──────── Records supplied
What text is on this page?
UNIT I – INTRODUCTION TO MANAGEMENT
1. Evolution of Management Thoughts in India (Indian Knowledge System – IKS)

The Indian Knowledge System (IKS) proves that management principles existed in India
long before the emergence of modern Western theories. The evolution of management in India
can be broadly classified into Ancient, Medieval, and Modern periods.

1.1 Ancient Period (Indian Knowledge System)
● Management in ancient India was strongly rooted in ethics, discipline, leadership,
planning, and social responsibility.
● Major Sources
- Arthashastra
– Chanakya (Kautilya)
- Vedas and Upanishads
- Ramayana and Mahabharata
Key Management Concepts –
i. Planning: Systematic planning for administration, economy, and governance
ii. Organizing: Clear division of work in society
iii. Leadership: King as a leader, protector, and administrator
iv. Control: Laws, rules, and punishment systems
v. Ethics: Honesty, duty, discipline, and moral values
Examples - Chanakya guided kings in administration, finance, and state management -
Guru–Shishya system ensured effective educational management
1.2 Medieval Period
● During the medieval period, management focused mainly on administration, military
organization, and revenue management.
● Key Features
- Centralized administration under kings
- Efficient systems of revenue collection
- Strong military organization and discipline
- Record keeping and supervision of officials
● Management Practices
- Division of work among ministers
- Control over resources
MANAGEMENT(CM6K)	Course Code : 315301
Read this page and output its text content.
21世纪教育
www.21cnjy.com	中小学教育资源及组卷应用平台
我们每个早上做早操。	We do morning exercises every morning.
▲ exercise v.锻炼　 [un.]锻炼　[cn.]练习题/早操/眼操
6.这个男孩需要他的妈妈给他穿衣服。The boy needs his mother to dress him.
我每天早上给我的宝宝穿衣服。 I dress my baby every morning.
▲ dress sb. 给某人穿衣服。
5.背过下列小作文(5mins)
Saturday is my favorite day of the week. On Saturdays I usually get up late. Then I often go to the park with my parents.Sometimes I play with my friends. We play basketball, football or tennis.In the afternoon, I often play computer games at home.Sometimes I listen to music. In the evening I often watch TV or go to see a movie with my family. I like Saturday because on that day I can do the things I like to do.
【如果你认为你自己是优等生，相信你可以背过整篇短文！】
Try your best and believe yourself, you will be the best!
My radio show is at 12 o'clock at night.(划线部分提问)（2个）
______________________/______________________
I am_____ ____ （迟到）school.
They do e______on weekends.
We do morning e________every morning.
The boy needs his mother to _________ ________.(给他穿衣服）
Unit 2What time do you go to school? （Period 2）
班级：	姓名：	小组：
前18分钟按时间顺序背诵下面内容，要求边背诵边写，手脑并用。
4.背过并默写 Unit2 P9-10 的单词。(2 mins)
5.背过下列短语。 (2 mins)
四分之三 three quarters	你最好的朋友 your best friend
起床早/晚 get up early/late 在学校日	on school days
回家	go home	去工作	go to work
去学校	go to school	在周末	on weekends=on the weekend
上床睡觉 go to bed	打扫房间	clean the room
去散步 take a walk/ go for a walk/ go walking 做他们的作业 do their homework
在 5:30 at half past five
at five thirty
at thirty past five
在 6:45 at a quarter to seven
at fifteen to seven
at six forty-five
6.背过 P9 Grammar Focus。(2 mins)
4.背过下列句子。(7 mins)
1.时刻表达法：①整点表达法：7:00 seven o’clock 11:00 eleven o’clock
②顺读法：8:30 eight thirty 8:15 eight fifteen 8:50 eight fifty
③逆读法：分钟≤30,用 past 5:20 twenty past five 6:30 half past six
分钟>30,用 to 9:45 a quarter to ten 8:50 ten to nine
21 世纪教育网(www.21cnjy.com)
────────────────
Your objective: In the records, locate each line holding the string "seven" and copy it.

Correct output:
在 6:45 at a quarter to seven
at fifteen to seven
1.时刻表达法：①整点表达法：7:00 seven o’clock 11:00 eleven o’clock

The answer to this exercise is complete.